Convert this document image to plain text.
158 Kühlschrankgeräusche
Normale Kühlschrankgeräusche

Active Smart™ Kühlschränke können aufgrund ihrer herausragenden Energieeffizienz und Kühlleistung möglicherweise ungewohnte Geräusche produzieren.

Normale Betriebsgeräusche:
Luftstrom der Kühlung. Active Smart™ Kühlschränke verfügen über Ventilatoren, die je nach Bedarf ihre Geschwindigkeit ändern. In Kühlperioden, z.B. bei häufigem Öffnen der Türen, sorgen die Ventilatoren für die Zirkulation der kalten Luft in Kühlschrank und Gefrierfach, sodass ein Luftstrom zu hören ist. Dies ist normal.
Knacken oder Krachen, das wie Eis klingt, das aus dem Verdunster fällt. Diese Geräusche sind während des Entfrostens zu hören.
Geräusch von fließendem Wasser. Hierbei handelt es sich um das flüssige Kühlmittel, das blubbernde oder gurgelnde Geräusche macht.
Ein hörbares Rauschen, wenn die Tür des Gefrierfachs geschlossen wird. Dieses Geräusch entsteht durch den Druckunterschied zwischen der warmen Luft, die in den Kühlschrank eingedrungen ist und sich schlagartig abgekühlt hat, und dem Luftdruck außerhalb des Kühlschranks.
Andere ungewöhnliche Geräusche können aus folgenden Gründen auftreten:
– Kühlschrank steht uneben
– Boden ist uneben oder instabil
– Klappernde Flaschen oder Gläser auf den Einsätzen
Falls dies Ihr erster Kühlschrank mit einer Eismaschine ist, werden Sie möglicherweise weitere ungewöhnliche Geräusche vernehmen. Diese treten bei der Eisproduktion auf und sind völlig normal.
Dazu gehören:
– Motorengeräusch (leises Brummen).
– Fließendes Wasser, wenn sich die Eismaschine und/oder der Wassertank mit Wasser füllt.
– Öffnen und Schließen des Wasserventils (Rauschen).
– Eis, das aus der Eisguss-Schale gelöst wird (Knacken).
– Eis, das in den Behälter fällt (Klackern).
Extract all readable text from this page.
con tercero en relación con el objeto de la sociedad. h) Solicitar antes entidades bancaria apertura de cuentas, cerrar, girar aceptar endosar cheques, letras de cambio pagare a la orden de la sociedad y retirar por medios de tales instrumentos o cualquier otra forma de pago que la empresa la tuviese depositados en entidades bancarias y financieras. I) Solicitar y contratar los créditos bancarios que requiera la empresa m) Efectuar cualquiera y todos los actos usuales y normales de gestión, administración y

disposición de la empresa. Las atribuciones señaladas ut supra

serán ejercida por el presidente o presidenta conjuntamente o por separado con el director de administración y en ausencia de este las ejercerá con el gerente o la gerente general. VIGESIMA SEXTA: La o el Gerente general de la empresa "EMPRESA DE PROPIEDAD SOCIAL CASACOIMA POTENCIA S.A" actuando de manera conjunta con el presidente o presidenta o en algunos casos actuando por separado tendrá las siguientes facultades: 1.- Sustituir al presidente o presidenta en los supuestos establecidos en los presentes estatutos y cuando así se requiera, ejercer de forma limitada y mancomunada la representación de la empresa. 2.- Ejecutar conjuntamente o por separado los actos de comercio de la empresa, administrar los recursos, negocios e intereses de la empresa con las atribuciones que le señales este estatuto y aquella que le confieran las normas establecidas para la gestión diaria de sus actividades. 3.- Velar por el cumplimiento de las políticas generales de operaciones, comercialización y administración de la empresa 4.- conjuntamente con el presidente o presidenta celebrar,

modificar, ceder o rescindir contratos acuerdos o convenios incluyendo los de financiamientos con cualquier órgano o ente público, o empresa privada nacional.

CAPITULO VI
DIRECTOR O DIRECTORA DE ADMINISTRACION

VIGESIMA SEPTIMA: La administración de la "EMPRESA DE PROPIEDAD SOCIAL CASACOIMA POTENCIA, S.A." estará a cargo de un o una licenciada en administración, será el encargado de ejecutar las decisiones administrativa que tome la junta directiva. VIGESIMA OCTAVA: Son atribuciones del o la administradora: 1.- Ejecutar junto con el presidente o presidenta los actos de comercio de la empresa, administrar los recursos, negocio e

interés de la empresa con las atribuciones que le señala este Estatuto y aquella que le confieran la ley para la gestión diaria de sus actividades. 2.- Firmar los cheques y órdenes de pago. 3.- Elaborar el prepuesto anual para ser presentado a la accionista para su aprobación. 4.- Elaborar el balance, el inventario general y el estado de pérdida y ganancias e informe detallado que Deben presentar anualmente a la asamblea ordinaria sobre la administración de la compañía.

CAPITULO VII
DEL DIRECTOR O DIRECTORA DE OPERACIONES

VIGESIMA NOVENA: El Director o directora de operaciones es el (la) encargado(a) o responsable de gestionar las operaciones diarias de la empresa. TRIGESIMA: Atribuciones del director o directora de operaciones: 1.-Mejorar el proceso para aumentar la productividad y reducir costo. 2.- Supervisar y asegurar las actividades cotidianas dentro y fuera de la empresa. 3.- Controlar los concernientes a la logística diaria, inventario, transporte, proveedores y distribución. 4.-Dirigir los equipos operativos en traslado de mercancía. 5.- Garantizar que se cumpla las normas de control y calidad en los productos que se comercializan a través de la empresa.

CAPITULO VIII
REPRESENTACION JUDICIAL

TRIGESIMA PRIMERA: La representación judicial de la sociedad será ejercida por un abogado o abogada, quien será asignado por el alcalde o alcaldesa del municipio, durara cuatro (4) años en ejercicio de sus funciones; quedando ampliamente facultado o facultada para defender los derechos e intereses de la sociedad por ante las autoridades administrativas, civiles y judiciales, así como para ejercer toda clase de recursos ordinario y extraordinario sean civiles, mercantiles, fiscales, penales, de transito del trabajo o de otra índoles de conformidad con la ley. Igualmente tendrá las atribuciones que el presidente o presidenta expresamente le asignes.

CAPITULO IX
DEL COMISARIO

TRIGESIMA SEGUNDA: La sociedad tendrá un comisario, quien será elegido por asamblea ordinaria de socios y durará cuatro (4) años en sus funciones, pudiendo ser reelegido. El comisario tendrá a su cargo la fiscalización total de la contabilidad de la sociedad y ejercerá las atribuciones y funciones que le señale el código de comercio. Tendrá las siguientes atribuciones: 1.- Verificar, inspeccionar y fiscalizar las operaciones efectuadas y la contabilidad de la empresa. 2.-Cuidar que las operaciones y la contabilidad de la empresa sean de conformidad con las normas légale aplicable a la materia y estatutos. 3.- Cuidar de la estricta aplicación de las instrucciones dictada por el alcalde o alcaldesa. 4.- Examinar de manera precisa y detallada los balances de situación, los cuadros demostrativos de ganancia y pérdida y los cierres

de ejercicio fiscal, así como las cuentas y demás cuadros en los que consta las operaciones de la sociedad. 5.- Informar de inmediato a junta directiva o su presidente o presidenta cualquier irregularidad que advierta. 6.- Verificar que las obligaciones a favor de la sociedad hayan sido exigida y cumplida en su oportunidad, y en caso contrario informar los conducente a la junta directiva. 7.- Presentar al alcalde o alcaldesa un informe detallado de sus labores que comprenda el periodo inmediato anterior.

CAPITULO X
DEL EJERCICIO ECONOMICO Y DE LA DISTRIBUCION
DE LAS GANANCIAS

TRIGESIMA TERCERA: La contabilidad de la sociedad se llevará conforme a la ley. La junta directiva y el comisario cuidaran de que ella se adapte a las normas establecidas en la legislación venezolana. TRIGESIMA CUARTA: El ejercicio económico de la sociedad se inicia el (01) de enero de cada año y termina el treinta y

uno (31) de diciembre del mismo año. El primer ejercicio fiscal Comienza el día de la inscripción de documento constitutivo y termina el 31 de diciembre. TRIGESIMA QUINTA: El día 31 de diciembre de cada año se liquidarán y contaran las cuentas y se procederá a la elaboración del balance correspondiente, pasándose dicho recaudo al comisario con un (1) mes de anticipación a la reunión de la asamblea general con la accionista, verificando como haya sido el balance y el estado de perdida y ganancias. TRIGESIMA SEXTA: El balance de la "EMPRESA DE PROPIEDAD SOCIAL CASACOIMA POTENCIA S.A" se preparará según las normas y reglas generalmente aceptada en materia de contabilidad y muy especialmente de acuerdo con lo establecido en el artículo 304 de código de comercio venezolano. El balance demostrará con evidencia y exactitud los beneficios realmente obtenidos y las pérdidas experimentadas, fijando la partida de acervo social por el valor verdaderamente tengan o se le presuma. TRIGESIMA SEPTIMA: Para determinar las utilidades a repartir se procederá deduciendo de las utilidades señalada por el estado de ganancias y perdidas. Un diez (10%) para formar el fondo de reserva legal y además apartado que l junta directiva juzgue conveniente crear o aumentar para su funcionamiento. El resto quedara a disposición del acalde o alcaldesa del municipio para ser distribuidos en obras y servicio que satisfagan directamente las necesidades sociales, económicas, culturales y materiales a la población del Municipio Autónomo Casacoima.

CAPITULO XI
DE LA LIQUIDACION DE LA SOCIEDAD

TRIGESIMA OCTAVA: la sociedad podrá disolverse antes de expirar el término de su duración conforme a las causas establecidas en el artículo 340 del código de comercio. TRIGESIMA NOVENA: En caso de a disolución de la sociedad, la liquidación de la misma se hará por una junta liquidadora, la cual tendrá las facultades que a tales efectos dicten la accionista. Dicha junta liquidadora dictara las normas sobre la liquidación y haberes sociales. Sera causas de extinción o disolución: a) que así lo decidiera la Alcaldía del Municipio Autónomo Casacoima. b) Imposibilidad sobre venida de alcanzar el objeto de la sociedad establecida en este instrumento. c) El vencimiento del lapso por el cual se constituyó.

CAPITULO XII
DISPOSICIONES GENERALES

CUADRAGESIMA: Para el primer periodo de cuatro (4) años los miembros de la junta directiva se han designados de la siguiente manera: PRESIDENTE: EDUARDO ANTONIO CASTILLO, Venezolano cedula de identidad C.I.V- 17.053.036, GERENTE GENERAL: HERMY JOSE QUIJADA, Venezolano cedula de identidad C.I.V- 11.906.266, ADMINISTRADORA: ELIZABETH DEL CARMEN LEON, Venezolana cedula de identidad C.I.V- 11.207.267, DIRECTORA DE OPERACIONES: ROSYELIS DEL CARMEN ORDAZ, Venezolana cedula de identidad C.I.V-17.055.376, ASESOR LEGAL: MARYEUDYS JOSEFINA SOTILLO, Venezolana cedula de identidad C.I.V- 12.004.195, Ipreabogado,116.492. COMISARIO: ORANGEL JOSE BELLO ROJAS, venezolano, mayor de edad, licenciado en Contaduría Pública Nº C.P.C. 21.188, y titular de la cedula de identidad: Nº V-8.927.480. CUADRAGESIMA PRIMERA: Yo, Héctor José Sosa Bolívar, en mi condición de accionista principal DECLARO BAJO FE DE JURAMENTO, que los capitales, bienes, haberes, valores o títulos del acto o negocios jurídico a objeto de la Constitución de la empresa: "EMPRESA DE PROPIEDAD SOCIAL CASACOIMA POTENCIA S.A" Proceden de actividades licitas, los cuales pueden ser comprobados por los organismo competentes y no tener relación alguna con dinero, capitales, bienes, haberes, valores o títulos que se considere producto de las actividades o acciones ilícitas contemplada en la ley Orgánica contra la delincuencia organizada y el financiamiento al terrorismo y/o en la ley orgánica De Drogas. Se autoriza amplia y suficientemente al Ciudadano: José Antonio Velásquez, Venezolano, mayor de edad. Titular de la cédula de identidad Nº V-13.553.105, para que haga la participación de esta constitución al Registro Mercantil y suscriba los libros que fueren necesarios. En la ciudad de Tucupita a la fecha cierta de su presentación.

Direction ▸
Scan the entries above for the word "Öffnen" and collect each line holding it.

Task output ▸
Luftstrom der Kühlung. Active Smart™ Kühlschränke verfügen über Ventilatoren, die je nach Bedarf ihre Geschwindigkeit ändern. In Kühlperioden, z.B. bei häufigem Öffnen der Türen, sorgen die Ventilatoren für die Zirkulation der kalten Luft in Kühlschrank und Gefrierfach, sodass ein Luftstrom zu hören ist. Dies ist normal.
– Öffnen und Schließen des Wasserventils (Rauschen).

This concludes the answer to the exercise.